→ Extract to read:
Then when the ball is tossed to the Republican Senate, let them go on record standing by Trump, and then let that become an election issue in all of the Senate seats that are up in 2020. Outside of the Republican core, which is already in the bag for them, let's see how voters react to the sickly partisan Republican show of unity for a deeply unethical and dangerous to America's institutions President that the impeachment hearings will have fully exposed. Let it be Republicans who are shown playing partisan games with the U.S. Constitution, not poll driven Democrats with wet fingers in the air gauging how upholding the Constitution will or will not work to their electoral advantage.

May 30, 2019

When Trump is not forced onto Defense, he goes all out on Offense

When Trump is on offense he always dominates the news cycle with his chosen political audience. It doesn't matter what our preferred news outlets are choosing to cover, not if Trump is left free to go unfettered on offense. FOX always covers Trump on offense. Limbaugh always covers Trump on offense. Right wing blogs always cover Trump on Offense and so do Russia's twitter bots, amplifying every lie Trump tweets

Democrats are already busy passing practical legislation in the House that most Americans say they care about.That never dominates the news cycle regardless of where Democrats come down on Impeachment. The bills die in the Senate so they never make news by becoming law. Having been "productive" is something our incumbents can and should use in their local 2020 debates and political ads. It will not be covered by the national media.

→ Supplied material:
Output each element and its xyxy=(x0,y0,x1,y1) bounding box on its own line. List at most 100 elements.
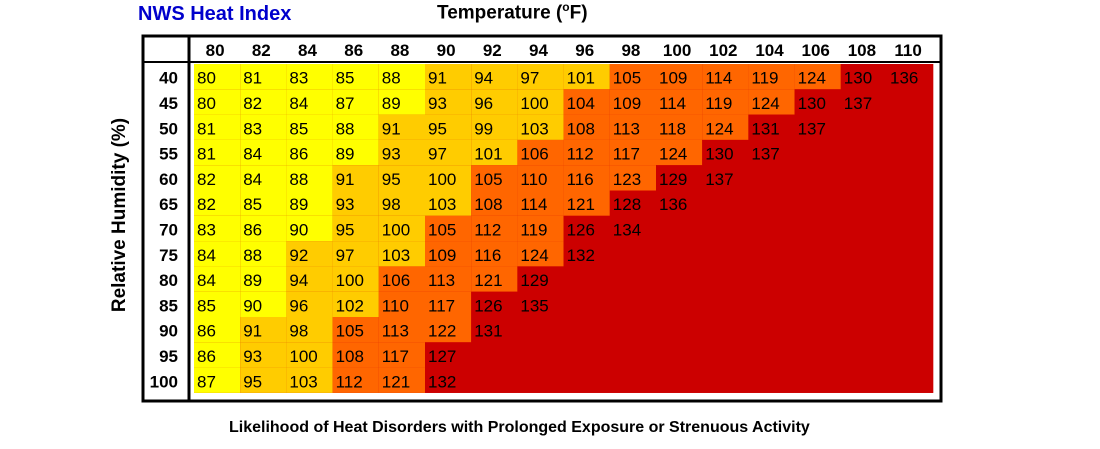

→ Set tasks:
1. According to the political commentary, why does the practical legislation that Democrats pass in the House never make news? Answer in one to three sentences.
2. Write the next part of the political commentary on Trump and House Democrats, picking up after its final sentence.

→ Outputs in order:
1. The bills die in the Senate, so they never make news by becoming law. The commentary says this holds regardless of where Democrats come down on impeachment.

2.
The national media focuses on political intrigue and infighting. They will focus either on the "alleged" sins of Democrats, or on the real sins of Trump and his Republican lackeys. It depends on the production values of the show being put on. We here follow the ins and outs of the criminal and unconstitutional acts of Trump and his Administration. We here already know and understand the findings of Mueller's (redacted) Report. None of that is true of most of the American public

As previously seen with prior aspects of reality which for all practical purposes by now should be self evident (Hint: Climate Change), Trump and his cohorts excel at crafting a mirror world reverse narrative that directly contradicts the known facts. He does so by ignoring facts entirely and instead strongly asserting a dramatic story line that dovetails with his chosen world view. Truth can effectively counter lies, but not when it is relegated to insulated insider discussions and carefully crafted polished public statements while the lies are allowed to scream full throated in the virtual public square. Trump routinely does the latter, and he does so fact free from the most powerful platform in the nation if not the world; the American Presidency.

The Mueller investigation, we here know, was never a witch hunt, no "hoax" ever delivered dozens of federal indictments. However that never stops Trump from branding the investigation with his own self serving lies. Far more troubling than Trump's false treatment of the truth though are the malevolent initiatives he hatches to destroy those who do speak the truth. It starts out with purges of those within his Administration who retain some integrity. But the groundwork is being laid within the Justice Department for criminal investigations of Trump's targeted key adversaries.

If Trump is allowed to remain unchecked on offense, his false narrative will spread unchecked Think of the old school information warfare tool we long ago were familiar with; radio jamming. Trump "jams" honest media in America by powerfully broadcasting lies. It is far worse than mere disinformation, it is actively laying the groundwork to brutally take down his enemies. It is lurid, it is flashy, it is trashy and very hard to look away from. And it is done on a grand scale. His media critics become "Enemies of the People". Non partisan experts in the security community working to protect our national security are branded as the nefarious "Deep State". An essential investigation into Russia's attack on American Democracy becomes instead "a Coup to take down the President".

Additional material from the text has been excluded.